- _PROMPT_
The listing below should be printed exactly, every line of it. Skip the pictures.

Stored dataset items
════════════════

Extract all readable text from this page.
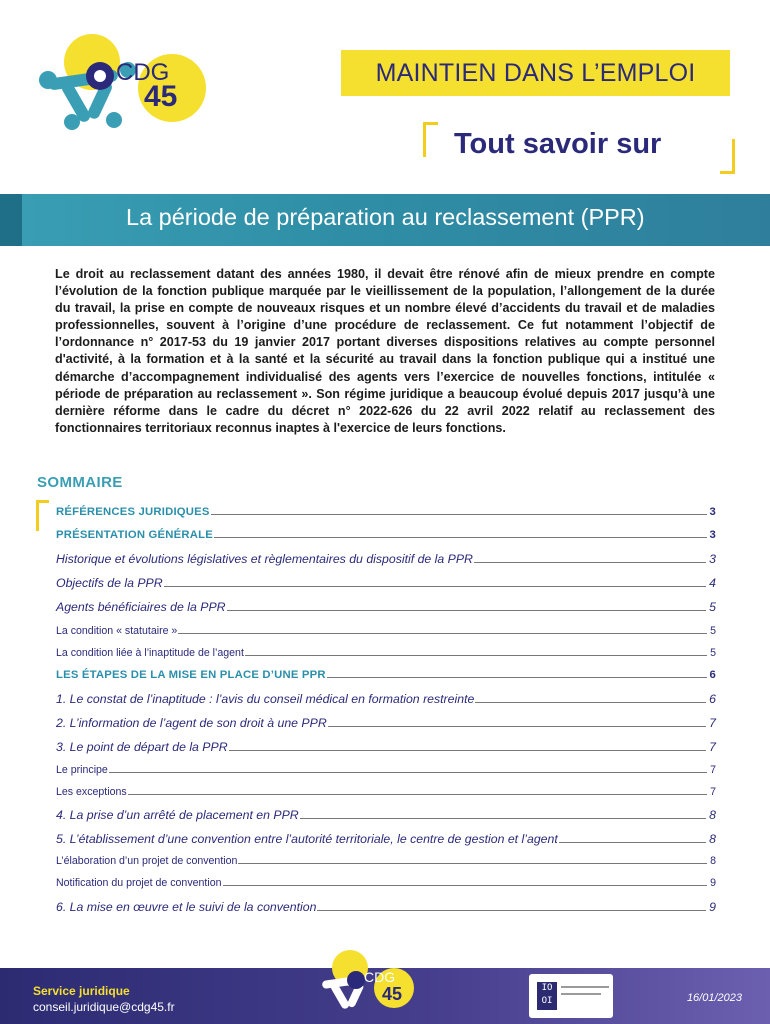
CDG
45
MAINTIEN DANS L’EMPLOI
Tout savoir sur
La période de préparation au reclassement (PPR)
Le droit au reclassement datant des années 1980, il devait être rénové afin de mieux prendre en compte l’évolution de la fonction publique marquée par le vieillissement de la population, l’allongement de la durée du travail, la prise en compte de nouveaux risques et un nombre élevé d’accidents du travail et de maladies professionnelles, souvent à l’origine d’une procédure de reclassement. Ce fut notamment l’objectif de l’ordonnance n° 2017-53 du 19 janvier 2017 portant diverses dispositions relatives au compte personnel d'activité, à la formation et à la santé et la sécurité au travail dans la fonction publique qui a institué une démarche d’accompagnement individualisé des agents vers l’exercice de nouvelles fonctions, intitulée « période de préparation au reclassement ». Son régime juridique a beaucoup évolué depuis 2017 jusqu’à une dernière réforme dans le cadre du décret n° 2022-626 du 22 avril 2022 relatif au reclassement des fonctionnaires territoriaux reconnus inaptes à l'exercice de leurs fonctions.
SOMMAIRE
RÉFÉRENCES JURIDIQUES	3
PRÉSENTATION GÉNÉRALE	3
Historique et évolutions législatives et règlementaires du dispositif de la PPR	3
Objectifs de la PPR	4
Agents bénéficiaires de la PPR	5
La condition « statutaire »	5
La condition liée à l’inaptitude de l’agent	5
LES ÉTAPES DE LA MISE EN PLACE D’UNE PPR	6
1. Le constat de l’inaptitude : l’avis du conseil médical en formation restreinte	6
2. L’information de l’agent de son droit à une PPR	7
3. Le point de départ de la PPR	7
Le principe	7
Les exceptions	7
4. La prise d’un arrêté de placement en PPR	8
5. L’établissement d’une convention entre l’autorité territoriale, le centre de gestion et l’agent	8
L’élaboration d’un projet de convention	8
Notification du projet de convention	9
6. La mise en œuvre et le suivi de la convention	9
CDG
45
Service juridique
conseil.juridique@cdg45.fr
IO OI	16/01/2023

════════════════

- _SOLVED PROBLEM_
Extract all readable text from this page.
CDG
45
MAINTIEN DANS L’EMPLOI
Tout savoir sur
La période de préparation au reclassement (PPR)
Le droit au reclassement datant des années 1980, il devait être rénové afin de mieux prendre en compte l’évolution de la fonction publique marquée par le vieillissement de la population, l’allongement de la durée du travail, la prise en compte de nouveaux risques et un nombre élevé d’accidents du travail et de maladies professionnelles, souvent à l’origine d’une procédure de reclassement. Ce fut notamment l’objectif de l’ordonnance n° 2017-53 du 19 janvier 2017 portant diverses dispositions relatives au compte personnel d'activité, à la formation et à la santé et la sécurité au travail dans la fonction publique qui a institué une démarche d’accompagnement individualisé des agents vers l’exercice de nouvelles fonctions, intitulée « période de préparation au reclassement ». Son régime juridique a beaucoup évolué depuis 2017 jusqu’à une dernière réforme dans le cadre du décret n° 2022-626 du 22 avril 2022 relatif au reclassement des fonctionnaires territoriaux reconnus inaptes à l'exercice de leurs fonctions.
SOMMAIRE
RÉFÉRENCES JURIDIQUES	3
PRÉSENTATION GÉNÉRALE	3
Historique et évolutions législatives et règlementaires du dispositif de la PPR	3
Objectifs de la PPR	4
Agents bénéficiaires de la PPR	5
La condition « statutaire »	5
La condition liée à l’inaptitude de l’agent	5
LES ÉTAPES DE LA MISE EN PLACE D’UNE PPR	6
1. Le constat de l’inaptitude : l’avis du conseil médical en formation restreinte	6
2. L’information de l’agent de son droit à une PPR	7
3. Le point de départ de la PPR	7
Le principe	7
Les exceptions	7
4. La prise d’un arrêté de placement en PPR	8
5. L’établissement d’une convention entre l’autorité territoriale, le centre de gestion et l’agent	8
L’élaboration d’un projet de convention	8
Notification du projet de convention	9
6. La mise en œuvre et le suivi de la convention	9
CDG
45
Service juridique
conseil.juridique@cdg45.fr
IO OI	16/01/2023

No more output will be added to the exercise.